REQUIRED TASK → Among the records below, find each line that includes the string "JSON" and copy it.

— begin RECORDS SUPPLIED —

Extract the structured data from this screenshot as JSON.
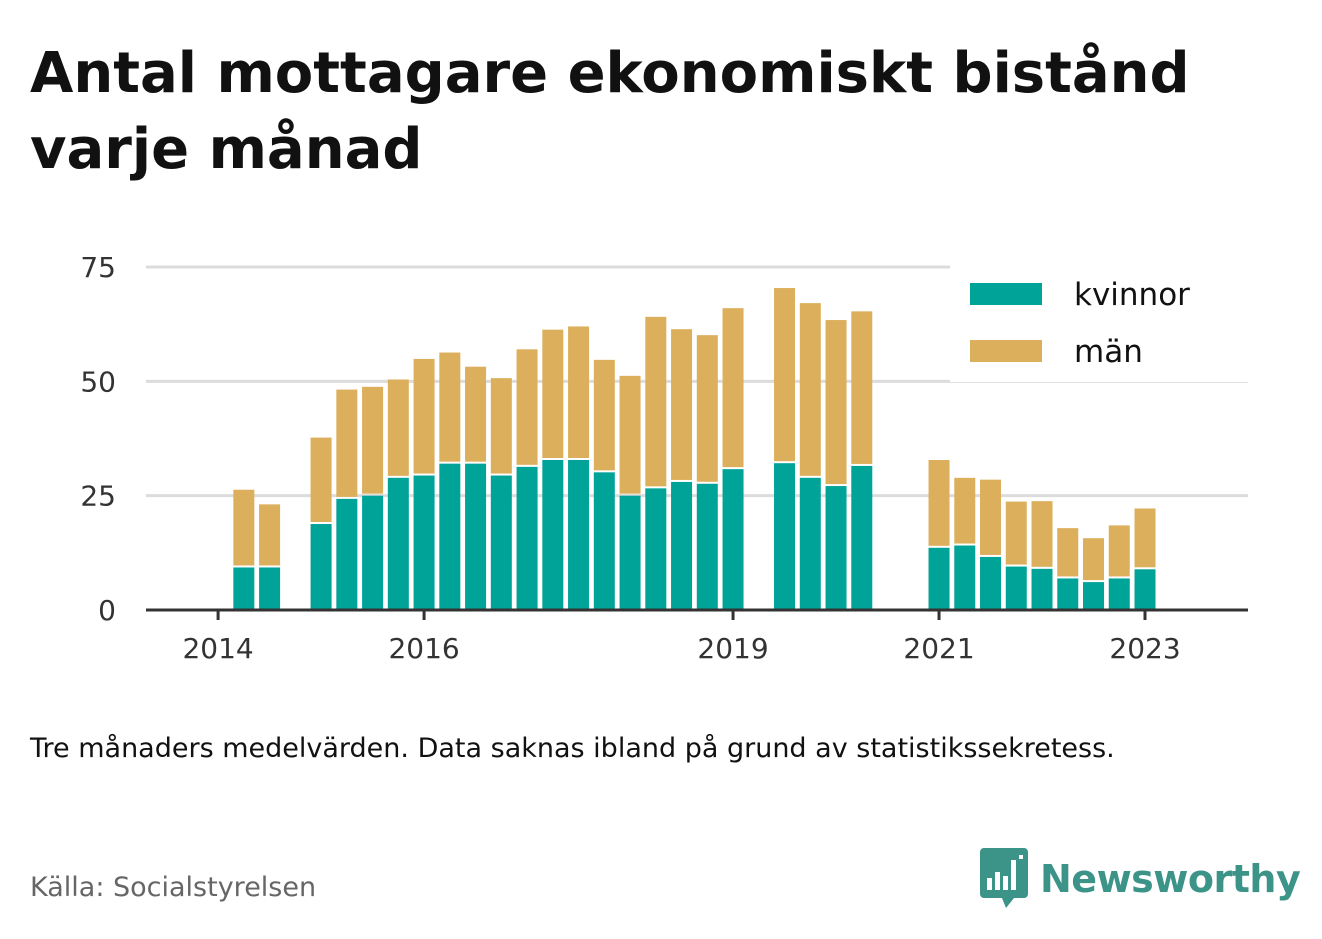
{
  "title": "Antal mottagare ekonomiskt bistånd varje månad",
  "note": "Tre månaders medelvärden. Data saknas ibland på grund av statistikssekretess.",
  "source": "Källa: Socialstyrelsen",
  "brand": {
    "name": "Newsworthy",
    "icon": "newsworthy-logo-icon",
    "color": "#3c9388"
  },
  "chart_data": {
    "type": "bar",
    "stacked": true,
    "title": "Antal mottagare ekonomiskt bistånd varje månad",
    "xlabel": "",
    "ylabel": "",
    "ylim": [
      0,
      75
    ],
    "yticks": [
      0,
      25,
      50,
      75
    ],
    "xticks": [
      "2014",
      "2016",
      "2019",
      "2021",
      "2023"
    ],
    "xtick_positions": [
      2014.0,
      2016.0,
      2019.0,
      2021.0,
      2023.0
    ],
    "xlim": [
      2013.3,
      2024.0
    ],
    "grid": true,
    "legend": "top-right",
    "colors": {
      "kvinnor": "#00a398",
      "män": "#dcaf5c"
    },
    "x": [
      2014.25,
      2014.5,
      2015.0,
      2015.25,
      2015.5,
      2015.75,
      2016.0,
      2016.25,
      2016.5,
      2016.75,
      2017.0,
      2017.25,
      2017.5,
      2017.75,
      2018.0,
      2018.25,
      2018.5,
      2018.75,
      2019.0,
      2019.5,
      2019.75,
      2020.0,
      2020.25,
      2021.0,
      2021.25,
      2021.5,
      2021.75,
      2022.0,
      2022.25,
      2022.5,
      2022.75,
      2023.0
    ],
    "series": [
      {
        "name": "kvinnor",
        "values": [
          9.3,
          9.3,
          18.8,
          24.3,
          25.0,
          28.9,
          29.4,
          32.0,
          32.0,
          29.4,
          31.3,
          32.8,
          32.8,
          30.1,
          25.0,
          26.6,
          28.0,
          27.6,
          30.8,
          32.1,
          28.9,
          27.1,
          31.5,
          13.6,
          14.1,
          11.6,
          9.5,
          9.0,
          6.9,
          6.1,
          6.9,
          8.9
        ]
      },
      {
        "name": "män",
        "values": [
          17.0,
          13.8,
          18.9,
          23.9,
          23.8,
          21.5,
          25.5,
          24.3,
          21.2,
          21.3,
          25.7,
          28.5,
          29.2,
          24.6,
          26.2,
          37.5,
          33.4,
          32.5,
          35.2,
          38.3,
          38.2,
          36.3,
          33.8,
          19.2,
          14.8,
          16.9,
          14.2,
          14.8,
          11.0,
          9.6,
          11.6,
          13.3
        ]
      }
    ]
  }
}
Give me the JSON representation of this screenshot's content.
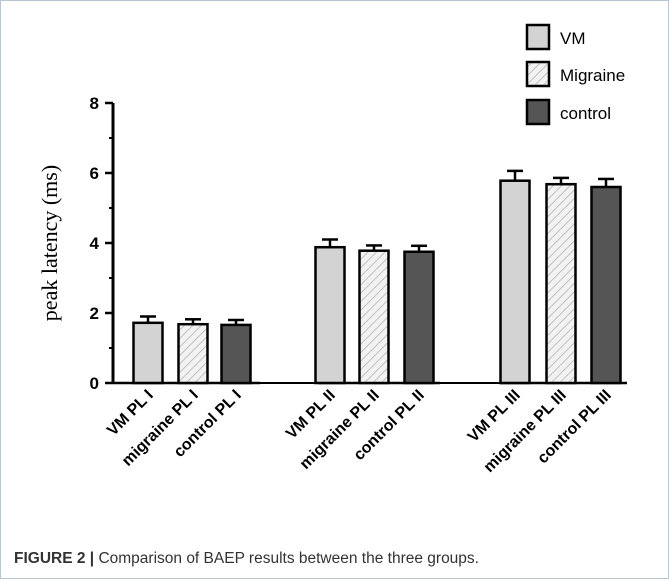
{
  "caption": {
    "label": "FIGURE 2 |",
    "text": " Comparison of BAEP results between the three groups."
  },
  "colors": {
    "vm": "#d3d3d3",
    "migraine_fill": "#f2f2f2",
    "migraine_hatch": "#b4b4b4",
    "control": "#555555",
    "axis": "#000000",
    "frame": "#b9c6cf"
  },
  "chart_data": {
    "type": "bar",
    "title": "",
    "ylabel": "peak latency  (ms)",
    "xlabel": "",
    "ylim": [
      0,
      8
    ],
    "yticks": [
      0,
      2,
      4,
      6,
      8
    ],
    "grid": false,
    "legend_position": "top-right",
    "legend": [
      {
        "label": "VM",
        "pattern": "solid-light"
      },
      {
        "label": "Migraine",
        "pattern": "hatched"
      },
      {
        "label": "control",
        "pattern": "solid-dark"
      }
    ],
    "categories": [
      "VM PL I",
      "migraine PL I",
      "control PL I",
      "VM PL II",
      "migraine PL II",
      "control PL II",
      "VM PL III",
      "migraine PL III",
      "control PL III"
    ],
    "values": [
      1.72,
      1.68,
      1.66,
      3.88,
      3.78,
      3.75,
      5.78,
      5.68,
      5.6
    ],
    "error": [
      0.18,
      0.14,
      0.14,
      0.22,
      0.15,
      0.17,
      0.28,
      0.18,
      0.23
    ],
    "groups": [
      "VM",
      "Migraine",
      "control",
      "VM",
      "Migraine",
      "control",
      "VM",
      "Migraine",
      "control"
    ]
  }
}
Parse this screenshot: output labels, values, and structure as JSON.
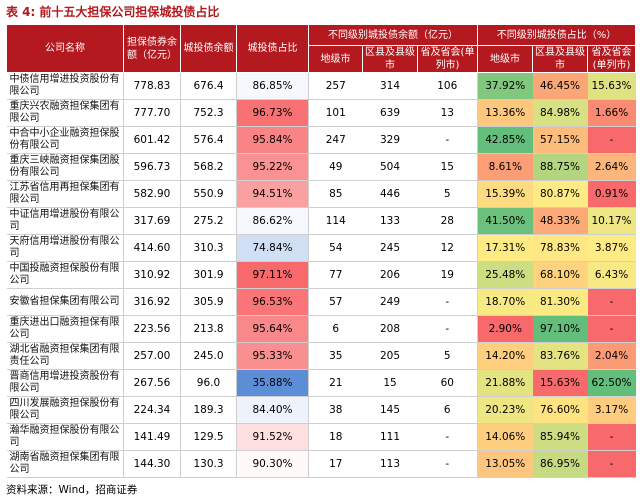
{
  "table_title": {
    "label": "表 4:",
    "text": "前十五大担保公司担保城投债占比"
  },
  "headers": {
    "company": "公司名称",
    "guarantee_balance": "担保债券余额（亿元）",
    "chengtou_balance": "城投债余额",
    "chengtou_share": "城投债占比",
    "group_balance": "不同级别城投债余额（亿元）",
    "group_share": "不同级别城投债占比（%）",
    "sub_balance": [
      "地级市",
      "区县及县级市",
      "省及省会(单列市)"
    ],
    "sub_share": [
      "地级市",
      "区县及县级市",
      "省及省会(单列市)"
    ]
  },
  "rows": [
    {
      "name": "中债信用增进投资股份有限公司",
      "guarantee": "778.83",
      "chengtou": "676.4",
      "share": "86.85%",
      "city": "257",
      "county": "314",
      "province": "106",
      "city_pct": "37.92%",
      "county_pct": "46.45%",
      "province_pct": "15.63%"
    },
    {
      "name": "重庆兴农融资担保集团有限公司",
      "guarantee": "777.70",
      "chengtou": "752.3",
      "share": "96.73%",
      "city": "101",
      "county": "639",
      "province": "13",
      "city_pct": "13.36%",
      "county_pct": "84.98%",
      "province_pct": "1.66%"
    },
    {
      "name": "中合中小企业融资担保股份有限公司",
      "guarantee": "601.42",
      "chengtou": "576.4",
      "share": "95.84%",
      "city": "247",
      "county": "329",
      "province": "-",
      "city_pct": "42.85%",
      "county_pct": "57.15%",
      "province_pct": "-"
    },
    {
      "name": "重庆三峡融资担保集团股份有限公司",
      "guarantee": "596.73",
      "chengtou": "568.2",
      "share": "95.22%",
      "city": "49",
      "county": "504",
      "province": "15",
      "city_pct": "8.61%",
      "county_pct": "88.75%",
      "province_pct": "2.64%"
    },
    {
      "name": "江苏省信用再担保集团有限公司",
      "guarantee": "582.90",
      "chengtou": "550.9",
      "share": "94.51%",
      "city": "85",
      "county": "446",
      "province": "5",
      "city_pct": "15.39%",
      "county_pct": "80.87%",
      "province_pct": "0.91%"
    },
    {
      "name": "中证信用增进股份有限公司",
      "guarantee": "317.69",
      "chengtou": "275.2",
      "share": "86.62%",
      "city": "114",
      "county": "133",
      "province": "28",
      "city_pct": "41.50%",
      "county_pct": "48.33%",
      "province_pct": "10.17%"
    },
    {
      "name": "天府信用增进股份有限公司",
      "guarantee": "414.60",
      "chengtou": "310.3",
      "share": "74.84%",
      "city": "54",
      "county": "245",
      "province": "12",
      "city_pct": "17.31%",
      "county_pct": "78.83%",
      "province_pct": "3.87%"
    },
    {
      "name": "中国投融资担保股份有限公司",
      "guarantee": "310.92",
      "chengtou": "301.9",
      "share": "97.11%",
      "city": "77",
      "county": "206",
      "province": "19",
      "city_pct": "25.48%",
      "county_pct": "68.10%",
      "province_pct": "6.43%"
    },
    {
      "name": "安徽省担保集团有限公司",
      "guarantee": "316.92",
      "chengtou": "305.9",
      "share": "96.53%",
      "city": "57",
      "county": "249",
      "province": "-",
      "city_pct": "18.70%",
      "county_pct": "81.30%",
      "province_pct": "-"
    },
    {
      "name": "重庆进出口融资担保有限公司",
      "guarantee": "223.56",
      "chengtou": "213.8",
      "share": "95.64%",
      "city": "6",
      "county": "208",
      "province": "-",
      "city_pct": "2.90%",
      "county_pct": "97.10%",
      "province_pct": "-"
    },
    {
      "name": "湖北省融资担保集团有限责任公司",
      "guarantee": "257.00",
      "chengtou": "245.0",
      "share": "95.33%",
      "city": "35",
      "county": "205",
      "province": "5",
      "city_pct": "14.20%",
      "county_pct": "83.76%",
      "province_pct": "2.04%"
    },
    {
      "name": "晋商信用增进投资股份有限公司",
      "guarantee": "267.56",
      "chengtou": "96.0",
      "share": "35.88%",
      "city": "21",
      "county": "15",
      "province": "60",
      "city_pct": "21.88%",
      "county_pct": "15.63%",
      "province_pct": "62.50%"
    },
    {
      "name": "四川发展融资担保股份有限公司",
      "guarantee": "224.34",
      "chengtou": "189.3",
      "share": "84.40%",
      "city": "38",
      "county": "145",
      "province": "6",
      "city_pct": "20.23%",
      "county_pct": "76.60%",
      "province_pct": "3.17%"
    },
    {
      "name": "瀚华融资担保股份有限公司",
      "guarantee": "141.49",
      "chengtou": "129.5",
      "share": "91.52%",
      "city": "18",
      "county": "111",
      "province": "-",
      "city_pct": "14.06%",
      "county_pct": "85.94%",
      "province_pct": "-"
    },
    {
      "name": "湖南省融资担保集团有限公司",
      "guarantee": "144.30",
      "chengtou": "130.3",
      "share": "90.30%",
      "city": "17",
      "county": "113",
      "province": "-",
      "city_pct": "13.05%",
      "county_pct": "86.95%",
      "province_pct": "-"
    }
  ],
  "source": "资料来源：Wind，招商证券",
  "colors": {
    "header_bg": "#b3191e",
    "title": "#b3191e",
    "share_low": "#5b8ed6",
    "share_mid": "#ffffff",
    "share_high": "#f8696b",
    "scale_red": "#f8696b",
    "scale_yellow": "#ffeb84",
    "scale_green": "#63be7b"
  }
}
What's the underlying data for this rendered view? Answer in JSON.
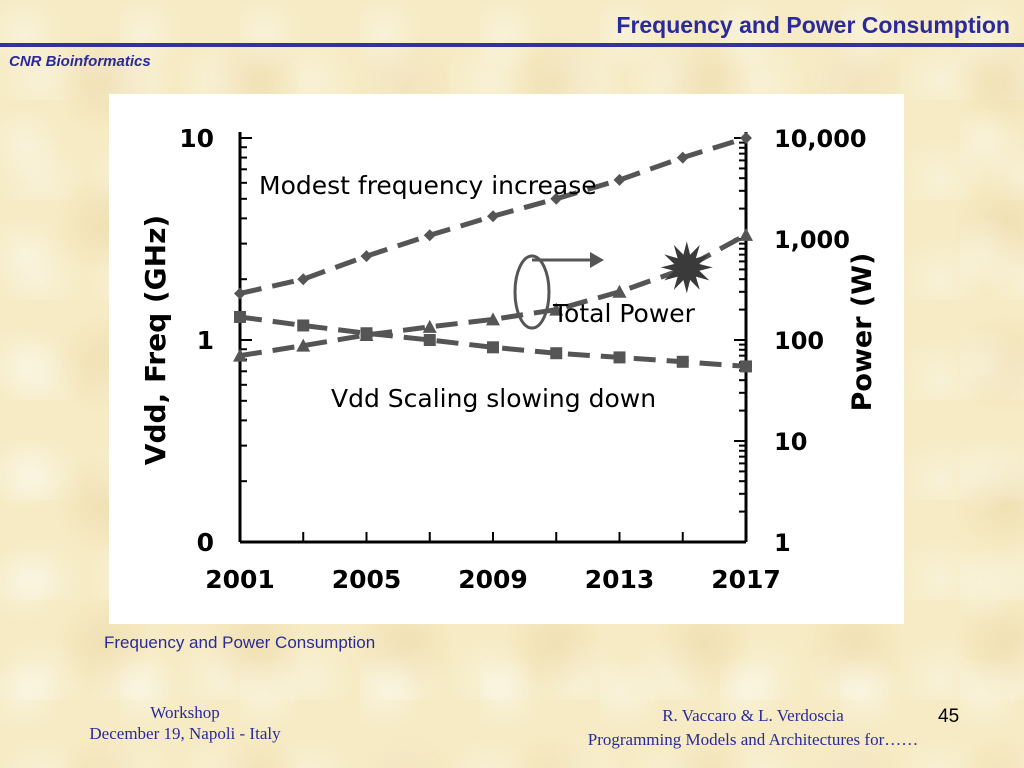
{
  "slide": {
    "title": "Frequency and Power Consumption",
    "org": "CNR Bioinformatics",
    "caption": "Frequency and Power Consumption",
    "footer_left": [
      "Workshop",
      "December 19, Napoli - Italy"
    ],
    "footer_right": [
      "R. Vaccaro & L. Verdoscia",
      "Programming Models and Architectures for……"
    ],
    "page_number": "45",
    "colors": {
      "title": "#2a2a9a",
      "background": "#f6ebc4",
      "series": "#555555"
    }
  },
  "chart_data": {
    "type": "line",
    "x_ticks": [
      "2001",
      "2005",
      "2009",
      "2013",
      "2017"
    ],
    "xlim": [
      2001,
      2017
    ],
    "left_axis": {
      "label": "Vdd, Freq (GHz)",
      "scale": "log",
      "ticks": [
        "10",
        "1",
        "0"
      ]
    },
    "right_axis": {
      "label": "Power (W)",
      "scale": "log",
      "ticks": [
        "10,000",
        "1,000",
        "100",
        "10",
        "1"
      ]
    },
    "grid": false,
    "series": [
      {
        "name": "Modest frequency increase",
        "axis": "left",
        "marker": "diamond",
        "x": [
          2001,
          2003,
          2005,
          2007,
          2009,
          2011,
          2013,
          2015,
          2017
        ],
        "y": [
          1.7,
          2.0,
          2.6,
          3.3,
          4.1,
          5.0,
          6.2,
          8.0,
          10.0
        ]
      },
      {
        "name": "Vdd Scaling slowing down",
        "axis": "left",
        "marker": "square",
        "x": [
          2001,
          2003,
          2005,
          2007,
          2009,
          2011,
          2013,
          2015,
          2017
        ],
        "y": [
          1.3,
          1.18,
          1.08,
          1.0,
          0.92,
          0.86,
          0.82,
          0.78,
          0.74
        ]
      },
      {
        "name": "Total Power",
        "axis": "right",
        "marker": "triangle",
        "x": [
          2001,
          2003,
          2005,
          2007,
          2009,
          2011,
          2013,
          2015,
          2017
        ],
        "y": [
          70,
          88,
          112,
          135,
          160,
          200,
          300,
          500,
          1100
        ]
      }
    ],
    "annotations": [
      "Modest frequency increase",
      "Total Power",
      "Vdd Scaling slowing down"
    ]
  }
}
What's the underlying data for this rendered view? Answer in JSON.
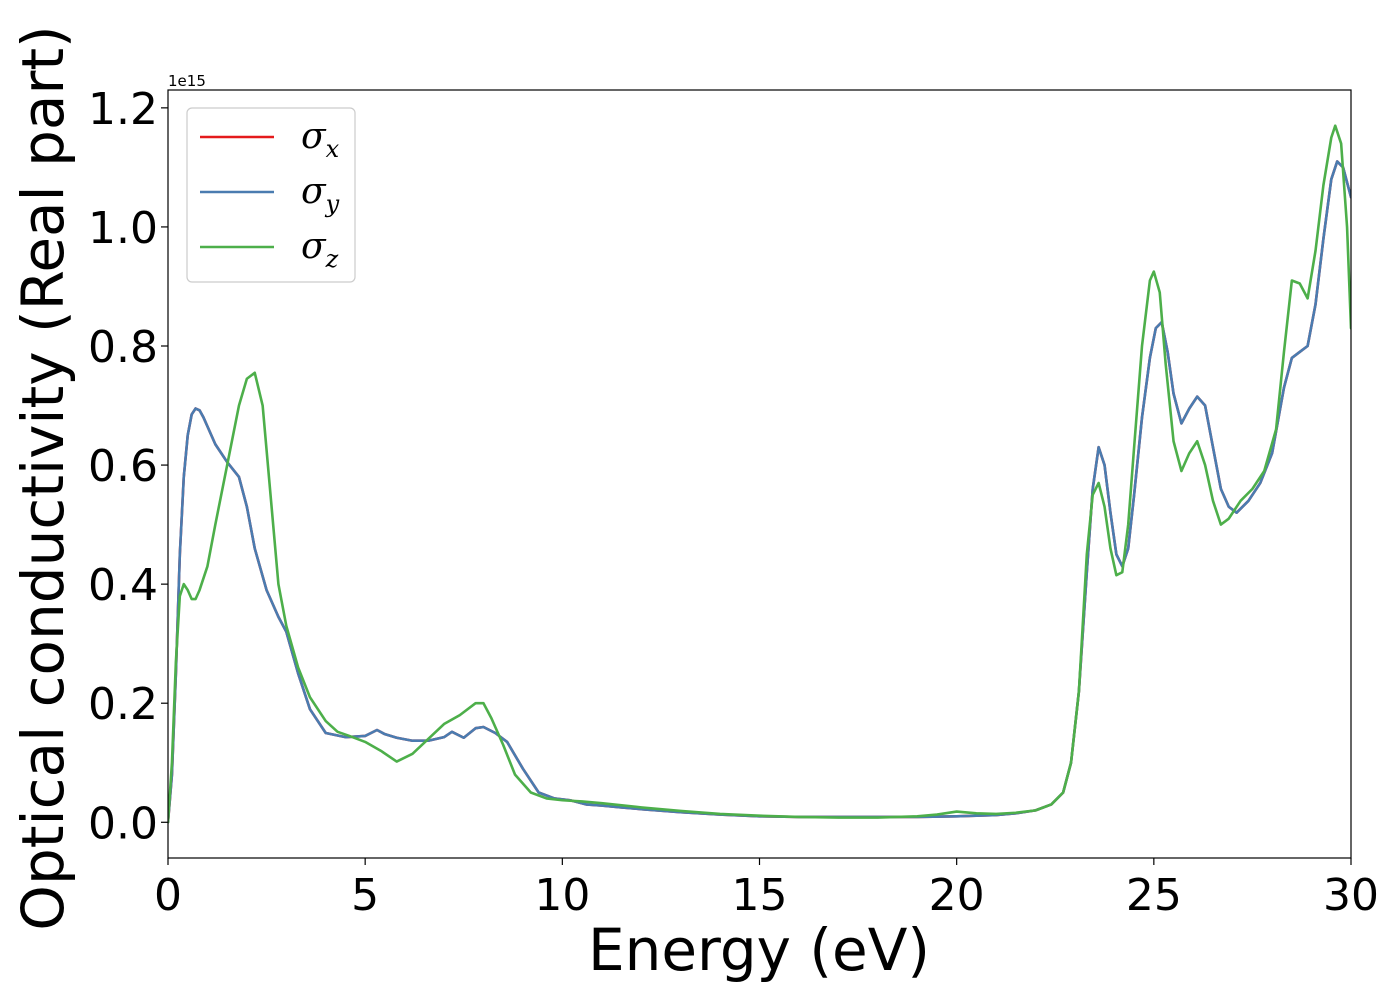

— end RECORDS SUPPLIED —

EXERCISE SOLUTION →
Extract the structured data from this screenshot as JSON.
Give me the JSON representation of this screenshot's content.
Parse this screenshot: output labels, values, and structure as JSON.
What's the underlying data for this rendered view? Answer in JSON.
What's the underlying data for this rendered view? Answer in JSON.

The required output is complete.